→ Exercise prompt
Count how many lines have the word "información" in them. Reply with that number by itself.

-- start of Dataset excerpts --

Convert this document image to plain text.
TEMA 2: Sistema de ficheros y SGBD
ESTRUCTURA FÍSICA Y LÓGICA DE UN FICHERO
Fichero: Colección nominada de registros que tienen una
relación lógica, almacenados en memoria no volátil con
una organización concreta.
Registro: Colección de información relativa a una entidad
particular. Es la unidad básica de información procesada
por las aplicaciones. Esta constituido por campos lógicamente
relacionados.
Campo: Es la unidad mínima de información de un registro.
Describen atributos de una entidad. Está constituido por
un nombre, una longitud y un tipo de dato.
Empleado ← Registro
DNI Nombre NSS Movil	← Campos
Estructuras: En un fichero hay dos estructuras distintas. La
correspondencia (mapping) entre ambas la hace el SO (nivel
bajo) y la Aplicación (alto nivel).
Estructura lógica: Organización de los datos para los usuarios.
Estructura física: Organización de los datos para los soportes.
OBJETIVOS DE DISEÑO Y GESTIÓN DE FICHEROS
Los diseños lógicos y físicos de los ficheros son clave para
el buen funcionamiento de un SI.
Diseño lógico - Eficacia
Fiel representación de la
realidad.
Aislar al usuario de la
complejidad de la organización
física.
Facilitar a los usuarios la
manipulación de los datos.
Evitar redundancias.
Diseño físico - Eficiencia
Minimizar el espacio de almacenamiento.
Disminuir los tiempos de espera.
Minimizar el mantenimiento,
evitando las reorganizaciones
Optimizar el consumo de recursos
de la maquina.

-- end of Dataset excerpts --

→ Problem solution
3